Stored data entries:
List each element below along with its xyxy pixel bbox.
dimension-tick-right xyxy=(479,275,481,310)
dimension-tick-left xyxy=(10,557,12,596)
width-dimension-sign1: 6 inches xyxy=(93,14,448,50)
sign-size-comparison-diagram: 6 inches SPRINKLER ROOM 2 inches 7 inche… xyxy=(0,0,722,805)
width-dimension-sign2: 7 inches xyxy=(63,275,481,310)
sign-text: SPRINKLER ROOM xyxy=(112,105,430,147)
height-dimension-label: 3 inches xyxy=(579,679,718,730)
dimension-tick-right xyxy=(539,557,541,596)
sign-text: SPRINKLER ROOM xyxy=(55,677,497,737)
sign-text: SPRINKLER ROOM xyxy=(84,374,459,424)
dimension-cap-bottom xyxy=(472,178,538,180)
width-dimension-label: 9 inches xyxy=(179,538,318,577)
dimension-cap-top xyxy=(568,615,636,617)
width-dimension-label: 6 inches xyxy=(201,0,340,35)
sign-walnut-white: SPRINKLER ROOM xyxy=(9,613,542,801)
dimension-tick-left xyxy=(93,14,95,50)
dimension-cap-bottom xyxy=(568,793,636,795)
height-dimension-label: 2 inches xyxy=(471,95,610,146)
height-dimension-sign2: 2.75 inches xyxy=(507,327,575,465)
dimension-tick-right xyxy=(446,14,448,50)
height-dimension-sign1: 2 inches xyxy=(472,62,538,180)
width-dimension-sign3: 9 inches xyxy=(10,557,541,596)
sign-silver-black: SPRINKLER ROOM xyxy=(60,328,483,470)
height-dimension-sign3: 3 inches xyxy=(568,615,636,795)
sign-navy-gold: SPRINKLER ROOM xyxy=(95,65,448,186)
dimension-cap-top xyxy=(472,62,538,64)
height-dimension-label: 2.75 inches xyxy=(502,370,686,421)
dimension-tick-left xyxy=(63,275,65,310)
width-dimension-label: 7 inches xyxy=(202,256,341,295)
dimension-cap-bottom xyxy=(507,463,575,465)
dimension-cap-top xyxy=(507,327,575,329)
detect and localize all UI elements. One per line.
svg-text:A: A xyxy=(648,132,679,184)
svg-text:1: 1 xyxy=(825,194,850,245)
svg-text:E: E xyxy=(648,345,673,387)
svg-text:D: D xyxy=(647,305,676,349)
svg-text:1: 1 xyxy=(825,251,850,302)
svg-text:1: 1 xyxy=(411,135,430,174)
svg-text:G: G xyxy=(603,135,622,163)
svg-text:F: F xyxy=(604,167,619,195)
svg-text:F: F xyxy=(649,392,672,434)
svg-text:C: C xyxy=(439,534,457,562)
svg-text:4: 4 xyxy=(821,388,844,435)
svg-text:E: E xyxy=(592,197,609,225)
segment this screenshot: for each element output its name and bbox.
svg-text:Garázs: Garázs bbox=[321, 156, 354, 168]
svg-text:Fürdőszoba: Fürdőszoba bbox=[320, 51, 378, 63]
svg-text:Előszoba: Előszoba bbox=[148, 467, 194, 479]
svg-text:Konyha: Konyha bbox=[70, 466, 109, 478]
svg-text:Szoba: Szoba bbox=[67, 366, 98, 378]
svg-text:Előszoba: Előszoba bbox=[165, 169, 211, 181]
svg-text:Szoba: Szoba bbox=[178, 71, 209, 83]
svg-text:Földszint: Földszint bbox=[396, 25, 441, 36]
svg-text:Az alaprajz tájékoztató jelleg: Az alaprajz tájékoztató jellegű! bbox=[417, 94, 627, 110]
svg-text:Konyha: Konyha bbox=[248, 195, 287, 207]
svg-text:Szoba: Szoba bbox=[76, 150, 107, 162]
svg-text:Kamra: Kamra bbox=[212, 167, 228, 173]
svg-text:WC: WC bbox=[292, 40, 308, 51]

** REQUIREMENTS **
Copy the stretch of items from the very first line through the line containing "detect and localize", including both ends, without changing a character.

** EXERCISE RESPONSE **
List each element below along with its xyxy pixel bbox.
dimension-tick-right xyxy=(479,275,481,310)
dimension-tick-left xyxy=(10,557,12,596)
width-dimension-sign1: 6 inches xyxy=(93,14,448,50)
sign-size-comparison-diagram: 6 inches SPRINKLER ROOM 2 inches 7 inche… xyxy=(0,0,722,805)
width-dimension-sign2: 7 inches xyxy=(63,275,481,310)
sign-text: SPRINKLER ROOM xyxy=(112,105,430,147)
height-dimension-label: 3 inches xyxy=(579,679,718,730)
dimension-tick-right xyxy=(539,557,541,596)
sign-text: SPRINKLER ROOM xyxy=(55,677,497,737)
sign-text: SPRINKLER ROOM xyxy=(84,374,459,424)
dimension-cap-bottom xyxy=(472,178,538,180)
width-dimension-label: 9 inches xyxy=(179,538,318,577)
dimension-cap-top xyxy=(568,615,636,617)
width-dimension-label: 6 inches xyxy=(201,0,340,35)
sign-walnut-white: SPRINKLER ROOM xyxy=(9,613,542,801)
dimension-tick-left xyxy=(93,14,95,50)
dimension-cap-bottom xyxy=(568,793,636,795)
height-dimension-label: 2 inches xyxy=(471,95,610,146)
height-dimension-sign2: 2.75 inches xyxy=(507,327,575,465)
dimension-tick-right xyxy=(446,14,448,50)
height-dimension-sign1: 2 inches xyxy=(472,62,538,180)
width-dimension-sign3: 9 inches xyxy=(10,557,541,596)
sign-silver-black: SPRINKLER ROOM xyxy=(60,328,483,470)
height-dimension-sign3: 3 inches xyxy=(568,615,636,795)
sign-navy-gold: SPRINKLER ROOM xyxy=(95,65,448,186)
dimension-cap-top xyxy=(472,62,538,64)
height-dimension-label: 2.75 inches xyxy=(502,370,686,421)
dimension-tick-left xyxy=(63,275,65,310)
width-dimension-label: 7 inches xyxy=(202,256,341,295)
dimension-cap-bottom xyxy=(507,463,575,465)
dimension-cap-top xyxy=(507,327,575,329)
detect and localize all UI elements. One per line.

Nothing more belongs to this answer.